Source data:
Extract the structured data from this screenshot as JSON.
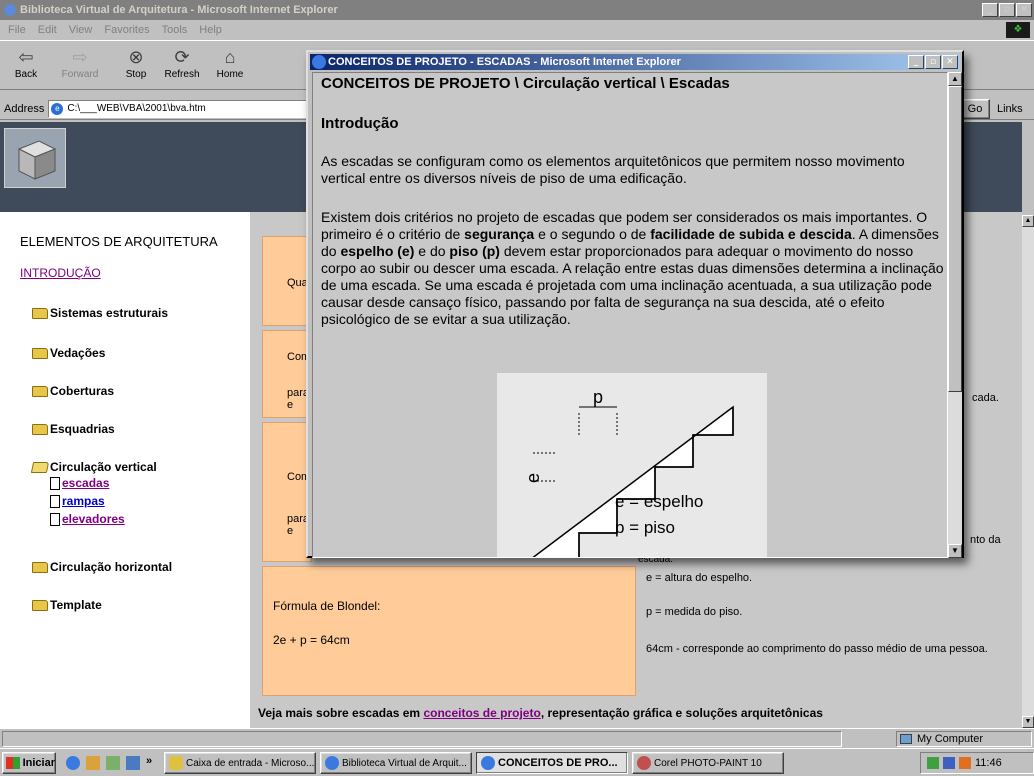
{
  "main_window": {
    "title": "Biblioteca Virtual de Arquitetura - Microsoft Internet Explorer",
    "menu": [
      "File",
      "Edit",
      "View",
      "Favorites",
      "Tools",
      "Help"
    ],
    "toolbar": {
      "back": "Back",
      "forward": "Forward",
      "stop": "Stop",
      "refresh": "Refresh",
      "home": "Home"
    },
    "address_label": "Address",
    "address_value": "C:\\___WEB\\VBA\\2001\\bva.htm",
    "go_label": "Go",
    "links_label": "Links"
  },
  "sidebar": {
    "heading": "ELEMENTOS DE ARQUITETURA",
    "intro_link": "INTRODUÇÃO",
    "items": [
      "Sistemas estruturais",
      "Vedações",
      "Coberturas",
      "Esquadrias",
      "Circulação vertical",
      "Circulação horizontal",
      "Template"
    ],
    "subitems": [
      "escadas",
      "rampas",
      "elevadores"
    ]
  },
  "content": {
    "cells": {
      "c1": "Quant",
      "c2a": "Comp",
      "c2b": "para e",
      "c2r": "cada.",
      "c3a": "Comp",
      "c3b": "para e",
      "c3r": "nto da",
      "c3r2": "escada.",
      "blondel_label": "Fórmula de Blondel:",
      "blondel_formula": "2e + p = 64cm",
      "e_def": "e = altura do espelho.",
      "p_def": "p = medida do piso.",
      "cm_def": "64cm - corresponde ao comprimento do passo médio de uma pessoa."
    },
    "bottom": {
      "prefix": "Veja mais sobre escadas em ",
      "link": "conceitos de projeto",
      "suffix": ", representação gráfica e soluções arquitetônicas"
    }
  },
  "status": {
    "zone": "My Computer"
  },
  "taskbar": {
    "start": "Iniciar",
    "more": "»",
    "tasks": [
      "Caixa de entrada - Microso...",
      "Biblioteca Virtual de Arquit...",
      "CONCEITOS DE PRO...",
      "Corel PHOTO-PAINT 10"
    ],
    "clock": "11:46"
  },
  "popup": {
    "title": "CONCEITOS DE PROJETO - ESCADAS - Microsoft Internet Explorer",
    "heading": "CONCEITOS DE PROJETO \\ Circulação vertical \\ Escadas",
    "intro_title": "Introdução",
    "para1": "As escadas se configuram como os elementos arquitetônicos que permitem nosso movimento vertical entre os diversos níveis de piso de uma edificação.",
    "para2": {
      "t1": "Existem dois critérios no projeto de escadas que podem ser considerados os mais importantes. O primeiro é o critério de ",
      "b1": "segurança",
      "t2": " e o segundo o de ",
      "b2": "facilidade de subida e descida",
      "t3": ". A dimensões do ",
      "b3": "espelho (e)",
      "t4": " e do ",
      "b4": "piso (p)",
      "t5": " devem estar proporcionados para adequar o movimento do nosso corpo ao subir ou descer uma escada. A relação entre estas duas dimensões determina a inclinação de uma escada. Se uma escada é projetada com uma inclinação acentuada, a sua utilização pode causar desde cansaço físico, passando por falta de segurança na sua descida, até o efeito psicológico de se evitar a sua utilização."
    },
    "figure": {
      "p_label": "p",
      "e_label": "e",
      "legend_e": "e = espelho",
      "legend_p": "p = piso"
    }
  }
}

* * *

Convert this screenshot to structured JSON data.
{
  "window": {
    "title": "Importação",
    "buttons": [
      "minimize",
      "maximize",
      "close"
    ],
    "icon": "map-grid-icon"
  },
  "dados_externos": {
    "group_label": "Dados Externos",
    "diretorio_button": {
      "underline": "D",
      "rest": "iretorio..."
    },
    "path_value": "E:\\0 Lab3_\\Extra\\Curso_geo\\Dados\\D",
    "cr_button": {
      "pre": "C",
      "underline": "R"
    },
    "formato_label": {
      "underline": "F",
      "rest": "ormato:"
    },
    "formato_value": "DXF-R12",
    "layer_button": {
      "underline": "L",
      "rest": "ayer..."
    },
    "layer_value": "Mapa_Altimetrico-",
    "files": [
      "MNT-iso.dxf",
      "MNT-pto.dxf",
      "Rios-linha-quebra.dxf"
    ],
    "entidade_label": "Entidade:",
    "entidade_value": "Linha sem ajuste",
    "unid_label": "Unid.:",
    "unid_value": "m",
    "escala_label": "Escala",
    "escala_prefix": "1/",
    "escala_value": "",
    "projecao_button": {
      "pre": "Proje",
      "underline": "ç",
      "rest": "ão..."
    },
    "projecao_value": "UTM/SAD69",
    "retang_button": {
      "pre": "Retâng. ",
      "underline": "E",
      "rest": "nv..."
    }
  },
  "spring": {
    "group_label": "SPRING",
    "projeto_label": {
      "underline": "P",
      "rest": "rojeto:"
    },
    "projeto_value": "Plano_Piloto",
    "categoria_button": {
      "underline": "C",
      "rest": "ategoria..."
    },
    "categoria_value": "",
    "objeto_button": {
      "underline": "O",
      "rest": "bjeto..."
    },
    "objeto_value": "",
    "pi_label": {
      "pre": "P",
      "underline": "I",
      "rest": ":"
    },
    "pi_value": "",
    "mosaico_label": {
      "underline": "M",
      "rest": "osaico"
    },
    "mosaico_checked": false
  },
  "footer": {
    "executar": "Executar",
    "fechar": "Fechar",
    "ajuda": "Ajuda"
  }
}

# [WHAT IS BEING ASKED]
Count how many lines of the data include the word "rest". Your reply should be that number alone.

# [OUTPUT OF THE EXERCISE]
10